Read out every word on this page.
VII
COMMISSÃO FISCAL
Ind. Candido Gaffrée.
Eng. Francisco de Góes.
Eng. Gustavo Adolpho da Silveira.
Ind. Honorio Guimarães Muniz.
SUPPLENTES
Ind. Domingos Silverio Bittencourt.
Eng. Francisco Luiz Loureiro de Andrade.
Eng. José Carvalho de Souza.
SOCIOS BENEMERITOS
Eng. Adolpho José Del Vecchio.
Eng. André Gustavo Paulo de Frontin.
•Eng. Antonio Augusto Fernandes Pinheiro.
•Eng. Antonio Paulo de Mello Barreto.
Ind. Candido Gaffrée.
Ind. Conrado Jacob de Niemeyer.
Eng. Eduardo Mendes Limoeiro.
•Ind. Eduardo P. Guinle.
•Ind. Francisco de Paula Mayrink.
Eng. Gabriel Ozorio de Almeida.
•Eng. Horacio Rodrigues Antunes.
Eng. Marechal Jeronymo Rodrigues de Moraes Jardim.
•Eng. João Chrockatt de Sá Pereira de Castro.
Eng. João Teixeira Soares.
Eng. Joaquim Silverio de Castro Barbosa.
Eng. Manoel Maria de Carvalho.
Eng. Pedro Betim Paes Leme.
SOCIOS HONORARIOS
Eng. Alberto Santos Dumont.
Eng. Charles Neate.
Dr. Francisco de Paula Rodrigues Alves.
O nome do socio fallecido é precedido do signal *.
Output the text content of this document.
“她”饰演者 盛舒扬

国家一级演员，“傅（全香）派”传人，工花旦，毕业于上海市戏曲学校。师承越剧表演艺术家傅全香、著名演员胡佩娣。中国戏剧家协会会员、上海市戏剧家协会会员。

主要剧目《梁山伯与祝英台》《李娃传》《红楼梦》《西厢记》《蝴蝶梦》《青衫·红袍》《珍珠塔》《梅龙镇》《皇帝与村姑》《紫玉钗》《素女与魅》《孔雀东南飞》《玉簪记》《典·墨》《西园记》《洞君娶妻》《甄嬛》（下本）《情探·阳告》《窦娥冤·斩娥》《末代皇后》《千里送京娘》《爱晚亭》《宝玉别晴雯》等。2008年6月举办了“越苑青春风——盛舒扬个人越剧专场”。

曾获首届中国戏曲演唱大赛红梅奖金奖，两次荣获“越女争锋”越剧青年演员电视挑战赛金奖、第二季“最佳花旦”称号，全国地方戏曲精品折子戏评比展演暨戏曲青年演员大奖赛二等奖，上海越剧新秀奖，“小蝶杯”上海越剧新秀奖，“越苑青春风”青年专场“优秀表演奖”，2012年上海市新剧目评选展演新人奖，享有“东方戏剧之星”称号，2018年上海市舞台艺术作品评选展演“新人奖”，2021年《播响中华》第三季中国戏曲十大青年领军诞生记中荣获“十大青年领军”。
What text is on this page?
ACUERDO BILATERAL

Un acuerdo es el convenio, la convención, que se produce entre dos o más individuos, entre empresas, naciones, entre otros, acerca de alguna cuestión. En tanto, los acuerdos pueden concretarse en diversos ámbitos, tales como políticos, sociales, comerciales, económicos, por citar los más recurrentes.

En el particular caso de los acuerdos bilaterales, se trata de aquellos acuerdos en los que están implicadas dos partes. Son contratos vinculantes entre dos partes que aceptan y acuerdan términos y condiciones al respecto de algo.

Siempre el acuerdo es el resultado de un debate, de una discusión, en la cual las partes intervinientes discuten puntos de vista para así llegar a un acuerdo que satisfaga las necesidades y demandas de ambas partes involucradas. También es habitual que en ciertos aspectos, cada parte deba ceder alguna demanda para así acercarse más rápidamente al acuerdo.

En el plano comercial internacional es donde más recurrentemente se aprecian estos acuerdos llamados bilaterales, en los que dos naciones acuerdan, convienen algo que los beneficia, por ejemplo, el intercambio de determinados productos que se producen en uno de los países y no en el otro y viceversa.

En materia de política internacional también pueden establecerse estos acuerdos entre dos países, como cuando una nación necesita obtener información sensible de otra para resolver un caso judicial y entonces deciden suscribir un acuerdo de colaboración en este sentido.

━━━

What is being asked =>
What is the number of lines in these records that contain "Paulo"? Reply with the number only.

The answer =>
2